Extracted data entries

----

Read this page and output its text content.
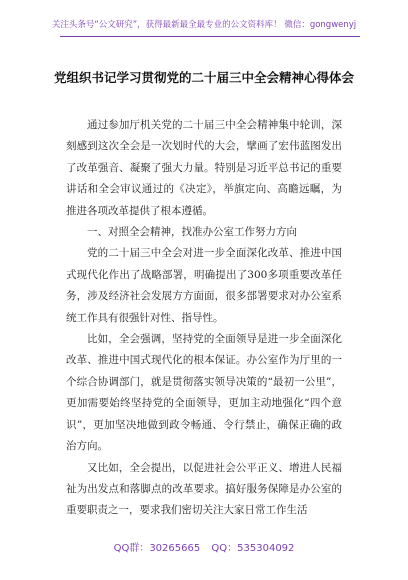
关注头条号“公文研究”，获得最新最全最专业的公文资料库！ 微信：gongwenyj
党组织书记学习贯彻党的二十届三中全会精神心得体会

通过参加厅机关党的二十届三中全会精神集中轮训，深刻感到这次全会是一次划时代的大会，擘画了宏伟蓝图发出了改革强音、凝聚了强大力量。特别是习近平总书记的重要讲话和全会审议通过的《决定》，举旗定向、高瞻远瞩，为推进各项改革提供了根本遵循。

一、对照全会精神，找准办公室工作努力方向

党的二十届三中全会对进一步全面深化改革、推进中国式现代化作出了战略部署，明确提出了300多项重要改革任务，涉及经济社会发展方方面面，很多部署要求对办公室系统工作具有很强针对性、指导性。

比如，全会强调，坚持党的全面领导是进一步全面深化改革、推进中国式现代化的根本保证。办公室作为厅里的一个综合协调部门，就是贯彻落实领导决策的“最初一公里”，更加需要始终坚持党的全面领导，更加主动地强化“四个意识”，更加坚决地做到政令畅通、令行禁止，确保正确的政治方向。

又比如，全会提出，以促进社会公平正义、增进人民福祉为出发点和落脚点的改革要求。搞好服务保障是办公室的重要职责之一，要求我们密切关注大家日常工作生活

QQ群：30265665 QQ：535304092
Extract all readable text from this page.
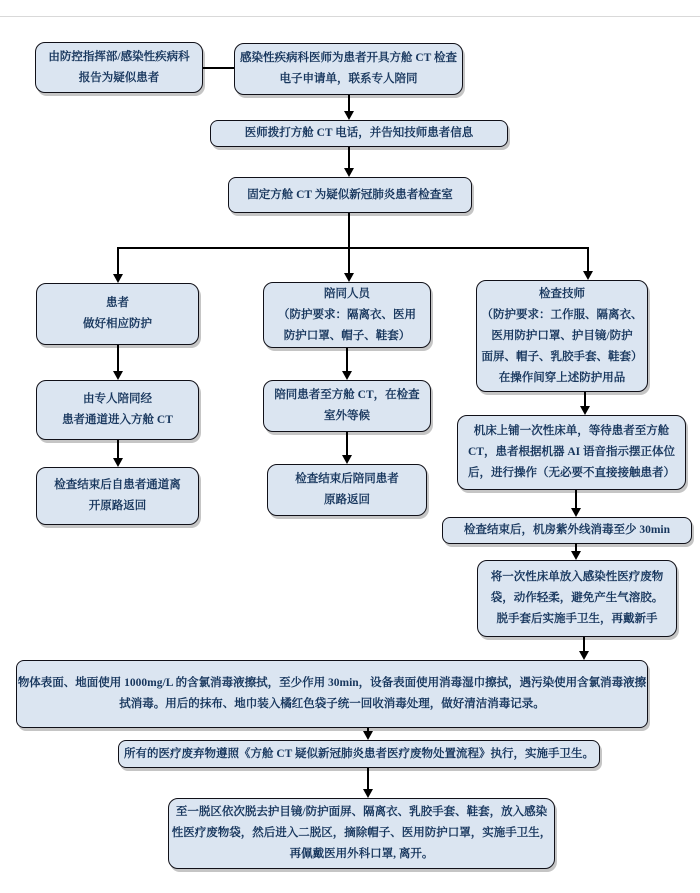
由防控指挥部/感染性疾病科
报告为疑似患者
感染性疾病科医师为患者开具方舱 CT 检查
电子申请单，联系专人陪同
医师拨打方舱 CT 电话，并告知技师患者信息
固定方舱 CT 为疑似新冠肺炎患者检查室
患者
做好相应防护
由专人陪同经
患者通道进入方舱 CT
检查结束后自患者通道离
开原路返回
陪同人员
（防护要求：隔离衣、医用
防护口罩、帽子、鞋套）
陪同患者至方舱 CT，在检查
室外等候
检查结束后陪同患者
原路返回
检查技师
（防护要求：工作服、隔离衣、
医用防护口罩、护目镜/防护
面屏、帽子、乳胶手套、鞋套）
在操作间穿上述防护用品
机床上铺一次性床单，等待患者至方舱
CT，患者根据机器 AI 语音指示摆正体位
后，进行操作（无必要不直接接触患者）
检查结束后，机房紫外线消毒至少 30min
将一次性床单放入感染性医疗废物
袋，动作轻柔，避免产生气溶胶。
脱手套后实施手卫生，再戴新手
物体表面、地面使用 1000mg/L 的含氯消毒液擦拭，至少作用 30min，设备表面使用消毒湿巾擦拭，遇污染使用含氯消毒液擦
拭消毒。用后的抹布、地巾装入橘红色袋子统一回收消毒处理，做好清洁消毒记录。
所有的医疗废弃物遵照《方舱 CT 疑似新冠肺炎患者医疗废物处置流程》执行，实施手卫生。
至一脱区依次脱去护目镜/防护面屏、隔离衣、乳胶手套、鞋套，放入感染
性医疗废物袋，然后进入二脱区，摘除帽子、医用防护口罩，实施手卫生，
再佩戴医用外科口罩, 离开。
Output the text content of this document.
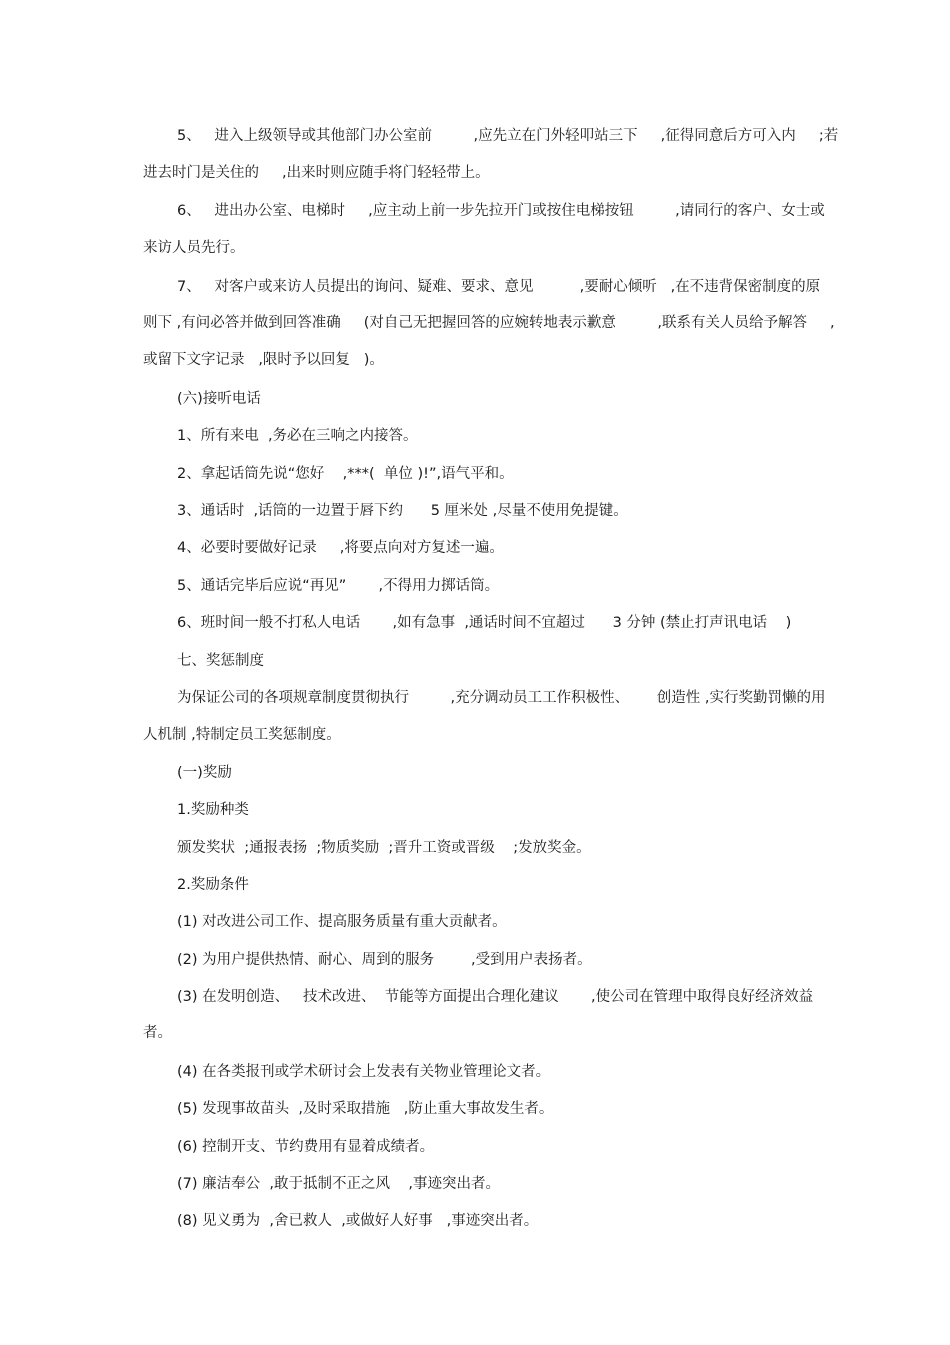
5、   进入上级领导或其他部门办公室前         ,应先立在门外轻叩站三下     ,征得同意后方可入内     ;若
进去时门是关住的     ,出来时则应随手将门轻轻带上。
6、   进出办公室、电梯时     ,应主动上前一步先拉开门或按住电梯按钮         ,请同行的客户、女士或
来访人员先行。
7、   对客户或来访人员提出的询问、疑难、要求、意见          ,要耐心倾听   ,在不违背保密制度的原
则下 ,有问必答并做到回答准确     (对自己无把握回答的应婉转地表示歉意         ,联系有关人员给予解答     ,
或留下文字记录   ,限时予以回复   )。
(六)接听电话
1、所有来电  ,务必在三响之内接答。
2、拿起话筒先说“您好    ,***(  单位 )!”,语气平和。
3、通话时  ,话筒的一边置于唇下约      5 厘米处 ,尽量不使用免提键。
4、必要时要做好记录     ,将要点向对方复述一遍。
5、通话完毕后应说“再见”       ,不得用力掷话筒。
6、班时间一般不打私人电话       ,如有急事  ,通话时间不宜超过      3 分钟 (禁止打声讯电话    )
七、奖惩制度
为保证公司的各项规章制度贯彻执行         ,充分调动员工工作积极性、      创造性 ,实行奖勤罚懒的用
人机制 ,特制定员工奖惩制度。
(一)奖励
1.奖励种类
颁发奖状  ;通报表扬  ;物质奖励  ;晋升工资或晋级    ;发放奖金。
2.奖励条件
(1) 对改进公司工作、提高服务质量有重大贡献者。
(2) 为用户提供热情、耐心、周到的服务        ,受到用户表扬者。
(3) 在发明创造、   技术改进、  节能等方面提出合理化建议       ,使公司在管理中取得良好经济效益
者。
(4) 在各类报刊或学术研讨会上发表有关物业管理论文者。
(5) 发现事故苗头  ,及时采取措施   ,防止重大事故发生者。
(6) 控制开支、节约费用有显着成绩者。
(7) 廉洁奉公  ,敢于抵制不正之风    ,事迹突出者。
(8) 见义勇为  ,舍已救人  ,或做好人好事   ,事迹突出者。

----

#### [The request]
Select the lines from the entries that include the word "content".

#### [Solution to this problem]
Read this page and output its text content.
Output the text content of this document.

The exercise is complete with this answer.